-------- Data provided --------

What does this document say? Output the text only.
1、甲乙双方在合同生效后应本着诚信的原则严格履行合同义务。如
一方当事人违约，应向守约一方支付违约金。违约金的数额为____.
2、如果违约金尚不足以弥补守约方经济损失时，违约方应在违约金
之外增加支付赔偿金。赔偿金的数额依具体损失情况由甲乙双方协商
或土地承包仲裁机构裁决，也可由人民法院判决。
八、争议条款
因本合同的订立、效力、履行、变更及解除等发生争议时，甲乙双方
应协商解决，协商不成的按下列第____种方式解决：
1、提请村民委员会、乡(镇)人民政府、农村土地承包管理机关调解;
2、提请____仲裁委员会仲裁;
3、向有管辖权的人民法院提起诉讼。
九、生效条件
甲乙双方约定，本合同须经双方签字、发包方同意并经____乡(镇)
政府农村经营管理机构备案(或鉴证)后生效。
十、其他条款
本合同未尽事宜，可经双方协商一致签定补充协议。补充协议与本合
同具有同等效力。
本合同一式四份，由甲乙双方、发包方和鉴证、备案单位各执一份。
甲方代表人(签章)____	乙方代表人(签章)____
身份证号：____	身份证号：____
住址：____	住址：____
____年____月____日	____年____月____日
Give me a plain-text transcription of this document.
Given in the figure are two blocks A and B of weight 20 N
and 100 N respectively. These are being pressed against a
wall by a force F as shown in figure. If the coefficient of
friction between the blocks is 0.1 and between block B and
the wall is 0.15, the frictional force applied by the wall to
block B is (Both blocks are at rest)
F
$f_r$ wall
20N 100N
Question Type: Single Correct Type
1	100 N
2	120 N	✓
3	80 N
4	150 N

--------

* What the exercise asks:
Reproduce all the data word for word.

* Result of the task:
What does this document say? Output the text only.
1、甲乙双方在合同生效后应本着诚信的原则严格履行合同义务。如
一方当事人违约，应向守约一方支付违约金。违约金的数额为____.
2、如果违约金尚不足以弥补守约方经济损失时，违约方应在违约金
之外增加支付赔偿金。赔偿金的数额依具体损失情况由甲乙双方协商
或土地承包仲裁机构裁决，也可由人民法院判决。
八、争议条款
因本合同的订立、效力、履行、变更及解除等发生争议时，甲乙双方
应协商解决，协商不成的按下列第____种方式解决：
1、提请村民委员会、乡(镇)人民政府、农村土地承包管理机关调解;
2、提请____仲裁委员会仲裁;
3、向有管辖权的人民法院提起诉讼。
九、生效条件
甲乙双方约定，本合同须经双方签字、发包方同意并经____乡(镇)
政府农村经营管理机构备案(或鉴证)后生效。
十、其他条款
本合同未尽事宜，可经双方协商一致签定补充协议。补充协议与本合
同具有同等效力。
本合同一式四份，由甲乙双方、发包方和鉴证、备案单位各执一份。
甲方代表人(签章)____	乙方代表人(签章)____
身份证号：____	身份证号：____
住址：____	住址：____
____年____月____日	____年____月____日
Give me a plain-text transcription of this document.
Given in the figure are two blocks A and B of weight 20 N
and 100 N respectively. These are being pressed against a
wall by a force F as shown in figure. If the coefficient of
friction between the blocks is 0.1 and between block B and
the wall is 0.15, the frictional force applied by the wall to
block B is (Both blocks are at rest)
F
$f_r$ wall
20N 100N
Question Type: Single Correct Type
1	100 N
2	120 N	✓
3	80 N
4	150 N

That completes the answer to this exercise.